* [Given task]: Turn every line of the data below into a JSON list of strings, one string per line, with blank lines skipped and the pictures left out.

** Begin Supplied data **

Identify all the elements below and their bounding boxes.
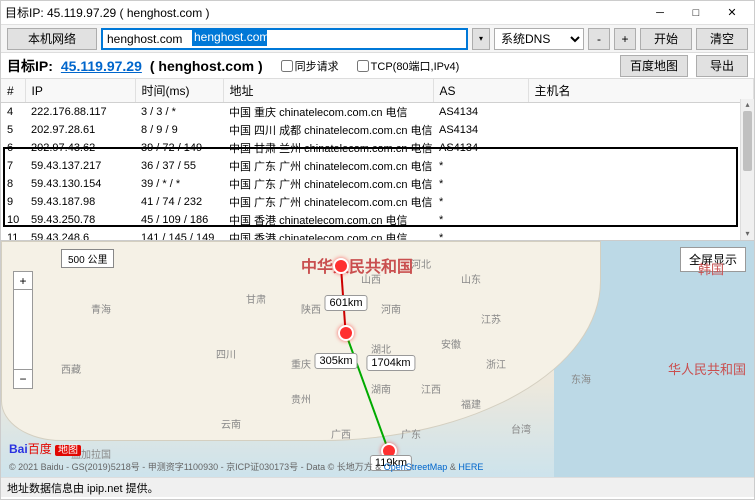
map-marker[interactable] [338, 325, 354, 341]
distance-label: 601km [324, 295, 367, 311]
here-link[interactable]: HERE [458, 462, 483, 472]
tcp-checkbox[interactable]: TCP(80端口,IPv4) [357, 58, 460, 74]
th-host[interactable]: 主机名 [528, 79, 754, 103]
minus-button[interactable]: - [588, 28, 610, 50]
map-zoom-control: + − [13, 271, 33, 389]
export-button[interactable]: 导出 [696, 55, 748, 77]
host-dropdown-icon[interactable]: ▾ [472, 28, 490, 50]
toolbar-target: 目标IP: 45.119.97.29 ( henghost.com ) 同步请求… [1, 53, 754, 79]
table-row[interactable]: 1059.43.250.7845 / 109 / 186中国 香港 chinat… [1, 211, 754, 229]
map-area[interactable]: 500 公里 + − 全屏显示 中华人民共和国 韩国 华人民共和国 青海 四川 … [1, 241, 754, 477]
baidu-map-button[interactable]: 百度地图 [620, 55, 688, 77]
trace-table: # IP 时间(ms) 地址 AS 主机名 4222.176.88.1173 /… [1, 79, 754, 241]
label-china: 中华人民共和国 [301, 253, 413, 277]
maximize-button[interactable]: □ [678, 2, 714, 24]
window-title: 目标IP: 45.119.97.29 ( henghost.com ) [5, 4, 642, 21]
map-marker[interactable] [333, 258, 349, 274]
window-titlebar: 目标IP: 45.119.97.29 ( henghost.com ) ─ □ … [1, 1, 754, 25]
local-network-button[interactable]: 本机网络 [7, 28, 97, 50]
dns-select[interactable]: 系统DNS [494, 28, 584, 50]
th-addr[interactable]: 地址 [223, 79, 433, 103]
label-china2: 华人民共和国 [668, 359, 746, 378]
th-num[interactable]: # [1, 79, 25, 103]
target-host: ( henghost.com ) [150, 58, 263, 74]
baidu-logo: Bai百度 地图 [9, 440, 81, 457]
distance-label: 1704km [366, 355, 415, 371]
distance-label: 305km [314, 353, 357, 369]
status-bar: 地址数据信息由 ipip.net 提供。 [1, 477, 754, 497]
scroll-thumb[interactable] [743, 111, 752, 171]
table-scrollbar[interactable]: ▴ ▾ [740, 99, 754, 240]
table-row[interactable]: 5202.97.28.618 / 9 / 9中国 四川 成都 chinatele… [1, 121, 754, 139]
trace-table-wrap: # IP 时间(ms) 地址 AS 主机名 4222.176.88.1173 /… [1, 79, 754, 241]
table-row[interactable]: 4222.176.88.1173 / 3 / *中国 重庆 chinatelec… [1, 103, 754, 122]
map-scale: 500 公里 [61, 249, 114, 268]
sync-request-checkbox[interactable]: 同步请求 [281, 58, 339, 74]
map-attribution: © 2021 Baidu - GS(2019)5218号 - 甲测资字11009… [9, 460, 483, 473]
minimize-button[interactable]: ─ [642, 2, 678, 24]
label-korea: 韩国 [698, 259, 724, 278]
plus-button[interactable]: + [614, 28, 636, 50]
zoom-slider[interactable] [14, 290, 32, 370]
table-row[interactable]: 6202.97.43.6239 / 72 / 149中国 甘肃 兰州 china… [1, 139, 754, 157]
zoom-out-button[interactable]: − [14, 370, 32, 388]
zoom-in-button[interactable]: + [14, 272, 32, 290]
table-row[interactable]: 959.43.187.9841 / 74 / 232中国 广东 广州 china… [1, 193, 754, 211]
target-label: 目标IP: [7, 56, 53, 76]
th-time[interactable]: 时间(ms) [135, 79, 223, 103]
close-button[interactable]: ✕ [714, 2, 750, 24]
scroll-up-icon[interactable]: ▴ [741, 99, 754, 111]
scroll-down-icon[interactable]: ▾ [741, 228, 754, 240]
start-button[interactable]: 开始 [640, 28, 692, 50]
th-as[interactable]: AS [433, 79, 528, 103]
table-row[interactable]: 1159.43.248.6141 / 145 / 149中国 香港 chinat… [1, 229, 754, 241]
th-ip[interactable]: IP [25, 79, 135, 103]
table-row[interactable]: 759.43.137.21736 / 37 / 55中国 广东 广州 china… [1, 157, 754, 175]
toolbar-main: 本机网络 henghost.com ▾ 系统DNS - + 开始 清空 [1, 25, 754, 53]
osm-link[interactable]: OpenStreetMap [384, 462, 448, 472]
table-row[interactable]: 859.43.130.15439 / * / *中国 广东 广州 chinate… [1, 175, 754, 193]
target-ip-link[interactable]: 45.119.97.29 [61, 58, 142, 74]
host-input[interactable] [101, 28, 468, 50]
clear-button[interactable]: 清空 [696, 28, 748, 50]
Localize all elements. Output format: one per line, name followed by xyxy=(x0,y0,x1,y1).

** End Supplied data **

* [Full solution]:
[
  "Identify all the elements below and their bounding boxes.",
  "map-marker[interactable] [338, 325, 354, 341]",
  "distance-label: 601km [324, 295, 367, 311]",
  "here-link[interactable]: HERE [458, 462, 483, 472]",
  "tcp-checkbox[interactable]: TCP(80端口,IPv4) [357, 58, 460, 74]",
  "th-host[interactable]: 主机名 [528, 79, 754, 103]",
  "minus-button[interactable]: - [588, 28, 610, 50]",
  "map-zoom-control: + − [13, 271, 33, 389]",
  "export-button[interactable]: 导出 [696, 55, 748, 77]",
  "host-dropdown-icon[interactable]: ▾ [472, 28, 490, 50]",
  "toolbar-target: 目标IP: 45.119.97.29 ( henghost.com ) 同步请求… [1, 53, 754, 79]",
  "table-row[interactable]: 1059.43.250.7845 / 109 / 186中国 香港 chinat… [1, 211, 754, 229]",
  "map-area[interactable]: 500 公里 + − 全屏显示 中华人民共和国 韩国 华人民共和国 青海 四川 … [1, 241, 754, 477]",
  "baidu-map-button[interactable]: 百度地图 [620, 55, 688, 77]",
  "trace-table: # IP 时间(ms) 地址 AS 主机名 4222.176.88.1173 /… [1, 79, 754, 241]",
  "label-china: 中华人民共和国 [301, 253, 413, 277]",
  "maximize-button[interactable]: □ [678, 2, 714, 24]",
  "window-title: 目标IP: 45.119.97.29 ( henghost.com ) [5, 4, 642, 21]",
  "map-marker[interactable] [333, 258, 349, 274]",
  "window-titlebar: 目标IP: 45.119.97.29 ( henghost.com ) ─ □ … [1, 1, 754, 25]",
  "local-network-button[interactable]: 本机网络 [7, 28, 97, 50]",
  "dns-select[interactable]: 系统DNS [494, 28, 584, 50]",
  "th-addr[interactable]: 地址 [223, 79, 433, 103]",
  "label-china2: 华人民共和国 [668, 359, 746, 378]",
  "th-num[interactable]: # [1, 79, 25, 103]",
  "target-host: ( henghost.com ) [150, 58, 263, 74]",
  "baidu-logo: Bai百度 地图 [9, 440, 81, 457]",
  "distance-label: 1704km [366, 355, 415, 371]",
  "distance-label: 305km [314, 353, 357, 369]",
  "status-bar: 地址数据信息由 ipip.net 提供。 [1, 477, 754, 497]",
  "scroll-thumb[interactable] [743, 111, 752, 171]",
  "table-scrollbar[interactable]: ▴ ▾ [740, 99, 754, 240]",
  "table-row[interactable]: 5202.97.28.618 / 9 / 9中国 四川 成都 chinatele… [1, 121, 754, 139]",
  "trace-table-wrap: # IP 时间(ms) 地址 AS 主机名 4222.176.88.1173 /… [1, 79, 754, 241]",
  "table-row[interactable]: 4222.176.88.1173 / 3 / *中国 重庆 chinatelec… [1, 103, 754, 122]",
  "map-scale: 500 公里 [61, 249, 114, 268]",
  "sync-request-checkbox[interactable]: 同步请求 [281, 58, 339, 74]",
  "map-attribution: © 2021 Baidu - GS(2019)5218号 - 甲测资字11009… [9, 460, 483, 473]",
  "minimize-button[interactable]: ─ [642, 2, 678, 24]",
  "label-korea: 韩国 [698, 259, 724, 278]",
  "plus-button[interactable]: + [614, 28, 636, 50]",
  "zoom-slider[interactable] [14, 290, 32, 370]",
  "table-row[interactable]: 6202.97.43.6239 / 72 / 149中国 甘肃 兰州 china… [1, 139, 754, 157]",
  "zoom-out-button[interactable]: − [14, 370, 32, 388]",
  "zoom-in-button[interactable]: + [14, 272, 32, 290]",
  "table-row[interactable]: 959.43.187.9841 / 74 / 232中国 广东 广州 china… [1, 193, 754, 211]",
  "target-label: 目标IP: [7, 56, 53, 76]",
  "th-time[interactable]: 时间(ms) [135, 79, 223, 103]",
  "close-button[interactable]: ✕ [714, 2, 750, 24]",
  "scroll-up-icon[interactable]: ▴ [741, 99, 754, 111]",
  "scroll-down-icon[interactable]: ▾ [741, 228, 754, 240]",
  "start-button[interactable]: 开始 [640, 28, 692, 50]",
  "th-as[interactable]: AS [433, 79, 528, 103]",
  "table-row[interactable]: 1159.43.248.6141 / 145 / 149中国 香港 chinat… [1, 229, 754, 241]",
  "th-ip[interactable]: IP [25, 79, 135, 103]",
  "table-row[interactable]: 759.43.137.21736 / 37 / 55中国 广东 广州 china… [1, 157, 754, 175]",
  "toolbar-main: 本机网络 henghost.com ▾ 系统DNS - + 开始 清空 [1, 25, 754, 53]",
  "osm-link[interactable]: OpenStreetMap [384, 462, 448, 472]",
  "table-row[interactable]: 859.43.130.15439 / * / *中国 广东 广州 chinate… [1, 175, 754, 193]",
  "target-ip-link[interactable]: 45.119.97.29 [61, 58, 142, 74]",
  "host-input[interactable] [101, 28, 468, 50]",
  "clear-button[interactable]: 清空 [696, 28, 748, 50]",
  "Localize all elements. Output format: one per line, name followed by xyxy=(x0,y0,x1,y1)."
]